> **What to work on**
Copy everything in the listing below word for word, apart from any images.

> **Entries shown**
——————————

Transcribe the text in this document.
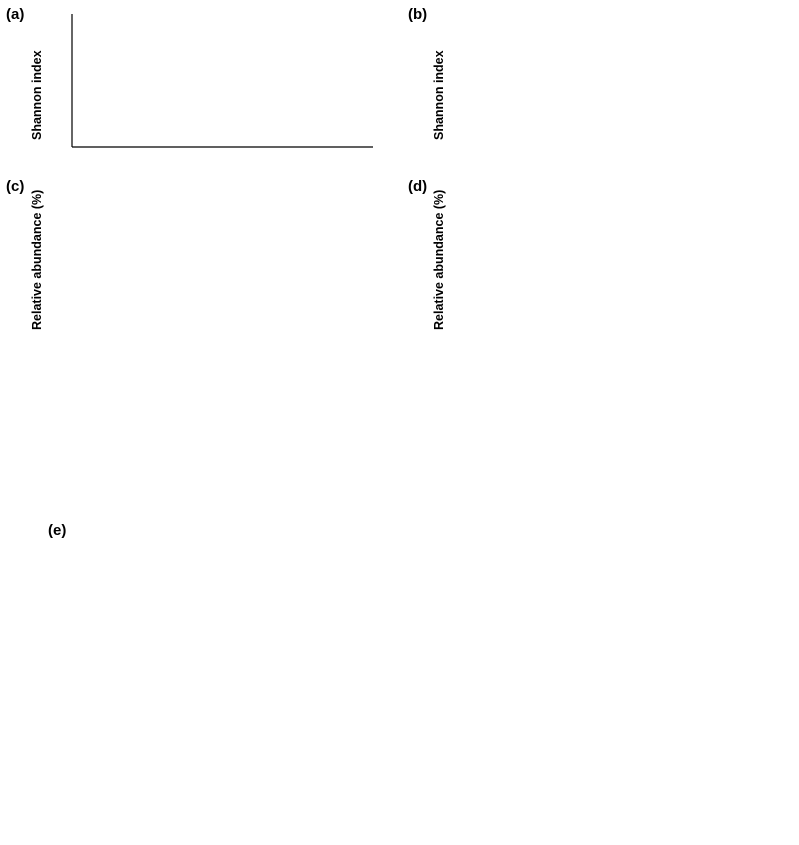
(a)
Shannon index
(b)
Shannon index
(c)
Relative abundance (%)
(d)
Relative abundance (%)
(e)
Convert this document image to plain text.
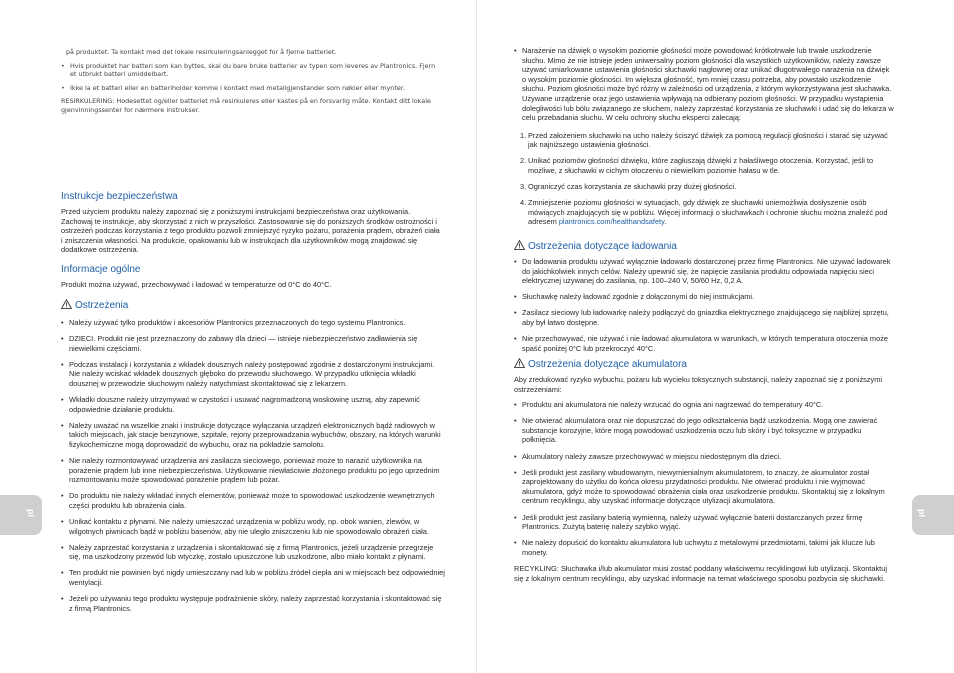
på produktet. Ta kontakt med det lokale resirkuleringsanlegget for å fjerne batteriet.

• Hvis produktet har batteri som kan byttes, skal du bare bruke batterier av typen som leveres av Plantronics. Fjern et utbrukt batteri umiddelbart.

• Ikke la et batteri eller en batteriholder komme i kontakt med metallgjenstander som nøkler eller mynter.

RESIRKULERING: Hodesettet og/eller batteriet må resirkuleres eller kastes på en forsvarlig måte. Kontakt ditt lokale gjenvinningssenter for nærmere instrukser.

Instrukcje bezpieczeństwa

Przed użyciem produktu należy zapoznać się z poniższymi instrukcjami bezpieczeństwa oraz użytkowania. Zachowaj te instrukcje, aby skorzystać z nich w przyszłości. Zastosowanie się do poniższych środków ostrożności i ostrzeżeń podczas korzystania z tego produktu pozwoli zmniejszyć ryzyko pożaru, porażenia prądem, obrażeń ciała i zniszczenia własności. Na produkcie, opakowaniu lub w instrukcjach dla użytkowników mogą znajdować się dodatkowe ostrzeżenia.

Informacje ogólne

Produkt można używać, przechowywać i ładować w temperaturze od 0°C do 40°C.

Ostrzeżenia
• Należy używać tylko produktów i akcesoriów Plantronics przeznaczonych do tego systemu Plantronics.
• DZIECI. Produkt nie jest przeznaczony do zabawy dla dzieci — istnieje niebezpieczeństwo zadławienia się niewielkimi częściami.
• Podczas instalacji i korzystania z wkładek dousznych należy postępować zgodnie z dostarczonymi instrukcjami. Nie należy wciskać wkładek dousznych głęboko do przewodu słuchowego. W przypadku utknięcia wkładki dousznej w przewodzie słuchowym należy natychmiast skontaktować się z lekarzem.
• Wkładki douszne należy utrzymywać w czystości i usuwać nagromadzoną woskowinę uszną, aby zapewnić odpowiednie działanie produktu.
• Należy uważać na wszelkie znaki i instrukcje dotyczące wyłączania urządzeń elektronicznych bądź radiowych w takich miejscach, jak stacje benzynowe, szpitale, rejony przeprowadzania wybuchów, obszary, na których warunki fizykochemiczne mogą doprowadzić do wybuchu, oraz na pokładzie samolotu.
• Nie należy rozmontowywać urządzenia ani zasilacza sieciowego, ponieważ może to narazić użytkownika na porażenie prądem lub inne niebezpieczeństwa. Użytkowanie niewłaściwie złożonego produktu po jego uprzednim rozmontowaniu może spowodować porażenie prądem lub pożar.
• Do produktu nie należy wkładać innych elementów, ponieważ może to spowodować uszkodzenie wewnętrznych części produktu lub obrażenia ciała.
• Unikać kontaktu z płynami. Nie należy umieszczać urządzenia w pobliżu wody, np. obok wanien, zlewów, w wilgotnych piwnicach bądź w pobliżu basenów, aby nie uległo zniszczeniu lub nie spowodowało obrażeń ciała.
• Należy zaprzestać korzystania z urządzenia i skontaktować się z firmą Plantronics, jeżeli urządzenie przegrzeje się, ma uszkodzony przewód lub wtyczkę, zostało upuszczone lub uszkodzone, albo miało kontakt z płynami.
• Ten produkt nie powinien być nigdy umieszczany nad lub w pobliżu źródeł ciepła ani w miejscach bez odpowiedniej wentylacji.
• Jeżeli po używaniu tego produktu występuje podrażnienie skóry, należy zaprzestać korzystania i skontaktować się z firmą Plantronics.
pl	pl
• Narażenie na dźwięk o wysokim poziomie głośności może powodować krótkotrwałe lub trwałe uszkodzenie słuchu. Mimo że nie istnieje jeden uniwersalny poziom głośności dla wszystkich użytkowników, należy zawsze używać umiarkowane ustawienia głośności słuchawki nagłownej oraz unikać długotrwałego narażenia na dźwięk o wysokim poziomie głośności. Im większa głośność, tym mniej czasu potrzeba, aby powstało uszkodzenie słuchu. Poziom głośności może być różny w zależności od urządzenia, z którym wykorzystywana jest słuchawka. Używane urządzenie oraz jego ustawienia wpływają na odbierany poziom głośności. W przypadku wystąpienia dolegliwości lub bólu związanego ze słuchem, należy zaprzestać korzystania ze słuchawki i udać się do lekarza w celu przebadania słuchu. W celu ochrony słuchu eksperci zalecają:
1. Przed założeniem słuchawki na ucho należy ściszyć dźwięk za pomocą regulacji głośności i starać się używać jak najniższego ustawienia głośności.
2. Unikać poziomów głośności dźwięku, które zagłuszają dźwięki z hałaśliwego otoczenia. Korzystać, jeśli to możliwe, z słuchawki w cichym otoczeniu o niewielkim poziomie hałasu w tle.
3. Ograniczyć czas korzystania ze słuchawki przy dużej głośności.
4. Zmniejszenie poziomu głośności w sytuacjach, gdy dźwięk ze słuchawki uniemożliwia dosłyszenie osób mówiących znajdujących się w pobliżu. Więcej informacji o słuchawkach i ochronie słuchu można znaleźć pod adresem plantronics.com/healthandsafety.
Ostrzeżenia dotyczące ładowania
• Do ładowania produktu używać wyłącznie ładowarki dostarczonej przez firmę Plantronics. Nie używać ładowarek do jakichkolwiek innych celów. Należy upewnić się, że napięcie zasilania produktu odpowiada napięciu sieci elektrycznej używanej do zasilania, np. 100–240 V, 50/60 Hz, 0,2 A.
• Słuchawkę należy ładować zgodnie z dołączonymi do niej instrukcjami.
• Zasilacz sieciowy lub ładowarkę należy podłączyć do gniazdka elektrycznego znajdującego się najbliżej sprzętu, aby był łatwo dostępne.
• Nie przechowywać, nie używać i nie ładować akumulatora w warunkach, w których temperatura otoczenia może spaść poniżej 0°C lub przekroczyć 40°C.
Ostrzeżenia dotyczące akumulatora

Aby zredukować ryzyko wybuchu, pożaru lub wycieku toksycznych substancji, należy zapoznać się z poniższymi ostrzeżeniami:

• Produktu ani akumulatora nie należy wrzucać do ognia ani nagrzewać do temperatury 40°C.
• Nie otwierać akumulatora oraz nie dopuszczać do jego odkształcenia bądź uszkodzenia. Mogą one zawierać substancje korozyjne, które mogą powodować uszkodzenia oczu lub skóry i być toksyczne w przypadku połknięcia.
• Akumulatory należy zawsze przechowywać w miejscu niedostępnym dla dzieci.
• Jeśli produkt jest zasilany wbudowanym, niewymienialnym akumulatorem, to znaczy, że akumulator został zaprojektowany do użytku do końca okresu przydatności produktu. Nie otwierać produktu i nie wyjmować akumulatora, gdyż może to spowodować obrażenia ciała oraz uszkodzenie produktu. Skontaktuj się z lokalnym centrum recyklingu, aby uzyskać informacje dotyczące utylizacji akumulatora.
• Jeśli produkt jest zasilany baterią wymienną, należy używać wyłącznie baterii dostarczanych przez firmę Plantronics. Zużytą baterię należy szybko wyjąć.
• Nie należy dopuścić do kontaktu akumulatora lub uchwytu z metalowymi przedmiotami, takimi jak klucze lub monety.

RECYKLING: Słuchawka i/lub akumulator musi zostać poddany właściwemu recyklingowi lub utylizacji. Skontaktuj się z lokalnym centrum recyklingu, aby uzyskać informacje na temat właściwego sposobu pozbycia się słuchawki.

——————————

> **Reply to the exercise**
Transcribe the text in this document.
(a)
Shannon index
(b)
Shannon index
(c)
Relative abundance (%)
(d)
Relative abundance (%)
(e)
Convert this document image to plain text.
på produktet. Ta kontakt med det lokale resirkuleringsanlegget for å fjerne batteriet.

• Hvis produktet har batteri som kan byttes, skal du bare bruke batterier av typen som leveres av Plantronics. Fjern et utbrukt batteri umiddelbart.

• Ikke la et batteri eller en batteriholder komme i kontakt med metallgjenstander som nøkler eller mynter.

RESIRKULERING: Hodesettet og/eller batteriet må resirkuleres eller kastes på en forsvarlig måte. Kontakt ditt lokale gjenvinningssenter for nærmere instrukser.

Instrukcje bezpieczeństwa

Przed użyciem produktu należy zapoznać się z poniższymi instrukcjami bezpieczeństwa oraz użytkowania. Zachowaj te instrukcje, aby skorzystać z nich w przyszłości. Zastosowanie się do poniższych środków ostrożności i ostrzeżeń podczas korzystania z tego produktu pozwoli zmniejszyć ryzyko pożaru, porażenia prądem, obrażeń ciała i zniszczenia własności. Na produkcie, opakowaniu lub w instrukcjach dla użytkowników mogą znajdować się dodatkowe ostrzeżenia.

Informacje ogólne

Produkt można używać, przechowywać i ładować w temperaturze od 0°C do 40°C.

Ostrzeżenia
• Należy używać tylko produktów i akcesoriów Plantronics przeznaczonych do tego systemu Plantronics.
• DZIECI. Produkt nie jest przeznaczony do zabawy dla dzieci — istnieje niebezpieczeństwo zadławienia się niewielkimi częściami.
• Podczas instalacji i korzystania z wkładek dousznych należy postępować zgodnie z dostarczonymi instrukcjami. Nie należy wciskać wkładek dousznych głęboko do przewodu słuchowego. W przypadku utknięcia wkładki dousznej w przewodzie słuchowym należy natychmiast skontaktować się z lekarzem.
• Wkładki douszne należy utrzymywać w czystości i usuwać nagromadzoną woskowinę uszną, aby zapewnić odpowiednie działanie produktu.
• Należy uważać na wszelkie znaki i instrukcje dotyczące wyłączania urządzeń elektronicznych bądź radiowych w takich miejscach, jak stacje benzynowe, szpitale, rejony przeprowadzania wybuchów, obszary, na których warunki fizykochemiczne mogą doprowadzić do wybuchu, oraz na pokładzie samolotu.
• Nie należy rozmontowywać urządzenia ani zasilacza sieciowego, ponieważ może to narazić użytkownika na porażenie prądem lub inne niebezpieczeństwa. Użytkowanie niewłaściwie złożonego produktu po jego uprzednim rozmontowaniu może spowodować porażenie prądem lub pożar.
• Do produktu nie należy wkładać innych elementów, ponieważ może to spowodować uszkodzenie wewnętrznych części produktu lub obrażenia ciała.
• Unikać kontaktu z płynami. Nie należy umieszczać urządzenia w pobliżu wody, np. obok wanien, zlewów, w wilgotnych piwnicach bądź w pobliżu basenów, aby nie uległo zniszczeniu lub nie spowodowało obrażeń ciała.
• Należy zaprzestać korzystania z urządzenia i skontaktować się z firmą Plantronics, jeżeli urządzenie przegrzeje się, ma uszkodzony przewód lub wtyczkę, zostało upuszczone lub uszkodzone, albo miało kontakt z płynami.
• Ten produkt nie powinien być nigdy umieszczany nad lub w pobliżu źródeł ciepła ani w miejscach bez odpowiedniej wentylacji.
• Jeżeli po używaniu tego produktu występuje podrażnienie skóry, należy zaprzestać korzystania i skontaktować się z firmą Plantronics.
pl	pl
• Narażenie na dźwięk o wysokim poziomie głośności może powodować krótkotrwałe lub trwałe uszkodzenie słuchu. Mimo że nie istnieje jeden uniwersalny poziom głośności dla wszystkich użytkowników, należy zawsze używać umiarkowane ustawienia głośności słuchawki nagłownej oraz unikać długotrwałego narażenia na dźwięk o wysokim poziomie głośności. Im większa głośność, tym mniej czasu potrzeba, aby powstało uszkodzenie słuchu. Poziom głośności może być różny w zależności od urządzenia, z którym wykorzystywana jest słuchawka. Używane urządzenie oraz jego ustawienia wpływają na odbierany poziom głośności. W przypadku wystąpienia dolegliwości lub bólu związanego ze słuchem, należy zaprzestać korzystania ze słuchawki i udać się do lekarza w celu przebadania słuchu. W celu ochrony słuchu eksperci zalecają:
1. Przed założeniem słuchawki na ucho należy ściszyć dźwięk za pomocą regulacji głośności i starać się używać jak najniższego ustawienia głośności.
2. Unikać poziomów głośności dźwięku, które zagłuszają dźwięki z hałaśliwego otoczenia. Korzystać, jeśli to możliwe, z słuchawki w cichym otoczeniu o niewielkim poziomie hałasu w tle.
3. Ograniczyć czas korzystania ze słuchawki przy dużej głośności.
4. Zmniejszenie poziomu głośności w sytuacjach, gdy dźwięk ze słuchawki uniemożliwia dosłyszenie osób mówiących znajdujących się w pobliżu. Więcej informacji o słuchawkach i ochronie słuchu można znaleźć pod adresem plantronics.com/healthandsafety.
Ostrzeżenia dotyczące ładowania
• Do ładowania produktu używać wyłącznie ładowarki dostarczonej przez firmę Plantronics. Nie używać ładowarek do jakichkolwiek innych celów. Należy upewnić się, że napięcie zasilania produktu odpowiada napięciu sieci elektrycznej używanej do zasilania, np. 100–240 V, 50/60 Hz, 0,2 A.
• Słuchawkę należy ładować zgodnie z dołączonymi do niej instrukcjami.
• Zasilacz sieciowy lub ładowarkę należy podłączyć do gniazdka elektrycznego znajdującego się najbliżej sprzętu, aby był łatwo dostępne.
• Nie przechowywać, nie używać i nie ładować akumulatora w warunkach, w których temperatura otoczenia może spaść poniżej 0°C lub przekroczyć 40°C.
Ostrzeżenia dotyczące akumulatora

Aby zredukować ryzyko wybuchu, pożaru lub wycieku toksycznych substancji, należy zapoznać się z poniższymi ostrzeżeniami:

• Produktu ani akumulatora nie należy wrzucać do ognia ani nagrzewać do temperatury 40°C.
• Nie otwierać akumulatora oraz nie dopuszczać do jego odkształcenia bądź uszkodzenia. Mogą one zawierać substancje korozyjne, które mogą powodować uszkodzenia oczu lub skóry i być toksyczne w przypadku połknięcia.
• Akumulatory należy zawsze przechowywać w miejscu niedostępnym dla dzieci.
• Jeśli produkt jest zasilany wbudowanym, niewymienialnym akumulatorem, to znaczy, że akumulator został zaprojektowany do użytku do końca okresu przydatności produktu. Nie otwierać produktu i nie wyjmować akumulatora, gdyż może to spowodować obrażenia ciała oraz uszkodzenie produktu. Skontaktuj się z lokalnym centrum recyklingu, aby uzyskać informacje dotyczące utylizacji akumulatora.
• Jeśli produkt jest zasilany baterią wymienną, należy używać wyłącznie baterii dostarczanych przez firmę Plantronics. Zużytą baterię należy szybko wyjąć.
• Nie należy dopuścić do kontaktu akumulatora lub uchwytu z metalowymi przedmiotami, takimi jak klucze lub monety.

RECYKLING: Słuchawka i/lub akumulator musi zostać poddany właściwemu recyklingowi lub utylizacji. Skontaktuj się z lokalnym centrum recyklingu, aby uzyskać informacje na temat właściwego sposobu pozbycia się słuchawki.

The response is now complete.